▶ _Exercise prompt_:
Starting at the line that contains "What does this", copy each line through the end of the listing below. Include both ends and output nothing more.

--- Records to use ---

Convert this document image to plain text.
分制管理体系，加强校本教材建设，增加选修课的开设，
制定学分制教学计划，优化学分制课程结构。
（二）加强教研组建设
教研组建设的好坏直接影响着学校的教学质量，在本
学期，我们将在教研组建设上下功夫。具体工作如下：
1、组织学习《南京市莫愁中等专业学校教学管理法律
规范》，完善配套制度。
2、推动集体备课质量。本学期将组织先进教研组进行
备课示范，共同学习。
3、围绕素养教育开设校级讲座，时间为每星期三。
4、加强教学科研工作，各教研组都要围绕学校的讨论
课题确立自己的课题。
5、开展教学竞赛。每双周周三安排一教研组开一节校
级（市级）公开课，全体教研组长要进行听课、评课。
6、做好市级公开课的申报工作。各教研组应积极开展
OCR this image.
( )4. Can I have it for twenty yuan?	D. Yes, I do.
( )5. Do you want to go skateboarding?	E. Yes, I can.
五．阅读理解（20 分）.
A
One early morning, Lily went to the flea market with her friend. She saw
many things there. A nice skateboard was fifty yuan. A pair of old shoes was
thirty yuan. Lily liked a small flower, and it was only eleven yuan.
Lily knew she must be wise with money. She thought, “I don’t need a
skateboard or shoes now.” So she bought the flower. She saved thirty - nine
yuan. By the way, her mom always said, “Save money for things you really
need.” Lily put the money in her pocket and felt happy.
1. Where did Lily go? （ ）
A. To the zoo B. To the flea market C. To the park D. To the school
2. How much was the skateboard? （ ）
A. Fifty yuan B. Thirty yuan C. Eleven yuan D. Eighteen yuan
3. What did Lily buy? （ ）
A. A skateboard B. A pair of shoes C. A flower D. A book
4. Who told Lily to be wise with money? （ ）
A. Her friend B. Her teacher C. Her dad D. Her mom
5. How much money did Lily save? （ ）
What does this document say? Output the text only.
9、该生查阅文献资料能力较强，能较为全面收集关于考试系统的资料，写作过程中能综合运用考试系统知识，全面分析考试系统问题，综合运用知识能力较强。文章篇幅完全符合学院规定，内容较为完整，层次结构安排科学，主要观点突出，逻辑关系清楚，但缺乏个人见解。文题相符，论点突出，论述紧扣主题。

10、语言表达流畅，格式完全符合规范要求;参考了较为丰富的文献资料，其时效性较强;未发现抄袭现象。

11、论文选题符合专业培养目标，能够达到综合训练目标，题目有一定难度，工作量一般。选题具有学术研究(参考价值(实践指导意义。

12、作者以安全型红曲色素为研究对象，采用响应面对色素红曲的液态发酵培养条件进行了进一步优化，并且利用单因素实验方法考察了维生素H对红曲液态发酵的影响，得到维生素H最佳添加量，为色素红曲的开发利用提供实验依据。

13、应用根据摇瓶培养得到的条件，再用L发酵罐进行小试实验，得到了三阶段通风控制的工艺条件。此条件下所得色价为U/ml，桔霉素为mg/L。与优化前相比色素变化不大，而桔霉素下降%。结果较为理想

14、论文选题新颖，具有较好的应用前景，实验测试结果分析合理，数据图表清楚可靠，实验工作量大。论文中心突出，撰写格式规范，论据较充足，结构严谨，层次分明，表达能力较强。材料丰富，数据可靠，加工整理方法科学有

---

▶ _Completed exercise_:
What does this document say? Output the text only.
9、该生查阅文献资料能力较强，能较为全面收集关于考试系统的资料，写作过程中能综合运用考试系统知识，全面分析考试系统问题，综合运用知识能力较强。文章篇幅完全符合学院规定，内容较为完整，层次结构安排科学，主要观点突出，逻辑关系清楚，但缺乏个人见解。文题相符，论点突出，论述紧扣主题。

10、语言表达流畅，格式完全符合规范要求;参考了较为丰富的文献资料，其时效性较强;未发现抄袭现象。

11、论文选题符合专业培养目标，能够达到综合训练目标，题目有一定难度，工作量一般。选题具有学术研究(参考价值(实践指导意义。

12、作者以安全型红曲色素为研究对象，采用响应面对色素红曲的液态发酵培养条件进行了进一步优化，并且利用单因素实验方法考察了维生素H对红曲液态发酵的影响，得到维生素H最佳添加量，为色素红曲的开发利用提供实验依据。

13、应用根据摇瓶培养得到的条件，再用L发酵罐进行小试实验，得到了三阶段通风控制的工艺条件。此条件下所得色价为U/ml，桔霉素为mg/L。与优化前相比色素变化不大，而桔霉素下降%。结果较为理想

14、论文选题新颖，具有较好的应用前景，实验测试结果分析合理，数据图表清楚可靠，实验工作量大。论文中心突出，撰写格式规范，论据较充足，结构严谨，层次分明，表达能力较强。材料丰富，数据可靠，加工整理方法科学有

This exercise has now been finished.